Dataset entries
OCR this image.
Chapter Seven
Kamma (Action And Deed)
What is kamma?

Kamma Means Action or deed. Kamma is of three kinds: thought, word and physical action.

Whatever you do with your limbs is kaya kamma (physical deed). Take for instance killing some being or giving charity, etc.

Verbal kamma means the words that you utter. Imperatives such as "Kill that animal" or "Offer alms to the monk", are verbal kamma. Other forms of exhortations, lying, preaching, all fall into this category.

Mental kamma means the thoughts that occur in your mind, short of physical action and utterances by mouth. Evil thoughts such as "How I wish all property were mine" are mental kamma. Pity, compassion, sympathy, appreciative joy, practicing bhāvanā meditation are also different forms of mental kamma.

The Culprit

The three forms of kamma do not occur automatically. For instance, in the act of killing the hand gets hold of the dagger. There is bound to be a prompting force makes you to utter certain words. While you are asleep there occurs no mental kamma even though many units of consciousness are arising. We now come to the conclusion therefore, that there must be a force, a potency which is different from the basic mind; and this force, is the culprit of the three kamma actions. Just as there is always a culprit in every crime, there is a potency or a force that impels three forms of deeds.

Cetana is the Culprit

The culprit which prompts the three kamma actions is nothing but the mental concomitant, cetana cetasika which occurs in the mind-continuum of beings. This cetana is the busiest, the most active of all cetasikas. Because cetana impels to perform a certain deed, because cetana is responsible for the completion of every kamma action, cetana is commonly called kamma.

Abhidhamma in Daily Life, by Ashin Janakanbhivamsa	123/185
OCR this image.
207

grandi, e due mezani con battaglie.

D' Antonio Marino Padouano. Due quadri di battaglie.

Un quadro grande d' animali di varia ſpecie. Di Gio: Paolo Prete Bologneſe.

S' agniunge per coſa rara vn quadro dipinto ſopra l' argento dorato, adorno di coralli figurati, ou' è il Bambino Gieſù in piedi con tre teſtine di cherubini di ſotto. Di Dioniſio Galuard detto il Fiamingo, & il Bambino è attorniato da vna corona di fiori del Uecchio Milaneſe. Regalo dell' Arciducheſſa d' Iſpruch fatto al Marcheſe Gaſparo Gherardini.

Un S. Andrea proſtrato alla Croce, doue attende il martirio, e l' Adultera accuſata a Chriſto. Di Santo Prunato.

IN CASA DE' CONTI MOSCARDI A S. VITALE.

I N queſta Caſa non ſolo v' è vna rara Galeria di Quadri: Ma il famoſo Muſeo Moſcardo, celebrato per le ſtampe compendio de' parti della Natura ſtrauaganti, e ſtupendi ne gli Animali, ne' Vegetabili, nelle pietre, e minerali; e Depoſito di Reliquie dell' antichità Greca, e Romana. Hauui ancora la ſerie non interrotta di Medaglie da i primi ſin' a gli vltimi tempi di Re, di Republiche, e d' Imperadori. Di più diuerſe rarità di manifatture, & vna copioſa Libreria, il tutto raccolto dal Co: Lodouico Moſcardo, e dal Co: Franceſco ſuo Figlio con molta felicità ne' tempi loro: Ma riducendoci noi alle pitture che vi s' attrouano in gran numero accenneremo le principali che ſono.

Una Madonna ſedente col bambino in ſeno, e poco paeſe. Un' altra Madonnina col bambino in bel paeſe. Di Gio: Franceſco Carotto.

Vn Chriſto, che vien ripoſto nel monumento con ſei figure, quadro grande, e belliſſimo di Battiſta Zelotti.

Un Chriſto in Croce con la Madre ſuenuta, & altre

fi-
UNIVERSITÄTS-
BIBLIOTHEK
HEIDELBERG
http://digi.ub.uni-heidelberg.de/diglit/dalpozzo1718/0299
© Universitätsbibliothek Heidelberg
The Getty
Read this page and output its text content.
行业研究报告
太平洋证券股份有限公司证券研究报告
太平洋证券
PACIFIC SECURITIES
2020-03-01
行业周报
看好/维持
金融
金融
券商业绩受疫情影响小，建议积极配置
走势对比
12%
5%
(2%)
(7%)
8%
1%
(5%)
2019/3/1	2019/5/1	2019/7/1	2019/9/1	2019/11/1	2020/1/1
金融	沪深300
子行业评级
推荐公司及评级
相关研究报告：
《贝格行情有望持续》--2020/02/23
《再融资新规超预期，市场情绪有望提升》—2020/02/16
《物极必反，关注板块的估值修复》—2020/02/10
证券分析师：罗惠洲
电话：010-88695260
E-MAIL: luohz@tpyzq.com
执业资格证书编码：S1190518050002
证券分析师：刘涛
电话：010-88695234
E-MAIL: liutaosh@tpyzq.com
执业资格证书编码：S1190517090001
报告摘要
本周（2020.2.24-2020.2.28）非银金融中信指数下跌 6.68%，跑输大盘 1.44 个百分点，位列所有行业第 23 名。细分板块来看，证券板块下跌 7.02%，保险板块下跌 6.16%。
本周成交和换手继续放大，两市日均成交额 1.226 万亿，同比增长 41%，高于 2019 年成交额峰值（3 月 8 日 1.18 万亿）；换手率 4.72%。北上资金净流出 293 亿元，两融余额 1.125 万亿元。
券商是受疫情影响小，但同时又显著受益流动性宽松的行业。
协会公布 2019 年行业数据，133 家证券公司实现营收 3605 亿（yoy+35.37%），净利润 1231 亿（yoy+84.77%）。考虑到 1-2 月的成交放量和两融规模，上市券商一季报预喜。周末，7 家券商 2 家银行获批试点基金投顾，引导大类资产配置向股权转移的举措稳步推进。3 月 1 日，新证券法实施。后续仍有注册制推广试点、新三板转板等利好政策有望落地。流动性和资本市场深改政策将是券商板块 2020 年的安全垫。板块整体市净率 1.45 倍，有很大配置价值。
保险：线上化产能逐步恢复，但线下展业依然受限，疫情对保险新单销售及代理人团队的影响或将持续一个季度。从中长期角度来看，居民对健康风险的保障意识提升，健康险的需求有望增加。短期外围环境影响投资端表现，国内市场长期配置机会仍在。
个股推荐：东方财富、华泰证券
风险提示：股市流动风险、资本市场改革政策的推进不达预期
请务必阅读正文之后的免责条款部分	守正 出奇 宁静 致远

■ STATED PROBLEM ■
Show the lines of the records that contain the word "dell".

■ RESULT OF THIS TASK ■
S' agniunge per coſa rara vn quadro dipinto ſopra l' argento dorato, adorno di coralli figurati, ou' è il Bambino Gieſù in piedi con tre teſtine di cherubini di ſotto. Di Dioniſio Galuard detto il Fiamingo, & il Bambino è attorniato da vna corona di fiori del Uecchio Milaneſe. Regalo dell' Arciducheſſa d' Iſpruch fatto al Marcheſe Gaſparo Gherardini.
I N queſta Caſa non ſolo v' è vna rara Galeria di Quadri: Ma il famoſo Muſeo Moſcardo, celebrato per le ſtampe compendio de' parti della Natura ſtrauaganti, e ſtupendi ne gli Animali, ne' Vegetabili, nelle pietre, e minerali; e Depoſito di Reliquie dell' antichità Greca, e Romana. Hauui ancora la ſerie non interrotta di Medaglie da i primi ſin' a gli vltimi tempi di Re, di Republiche, e d' Imperadori. Di più diuerſe rarità di manifatture, & vna copioſa Libreria, il tutto raccolto dal Co: Lodouico Moſcardo, e dal Co: Franceſco ſuo Figlio con molta felicità ne' tempi loro: Ma riducendoci noi alle pitture che vi s' attrouano in gran numero accenneremo le principali che ſono.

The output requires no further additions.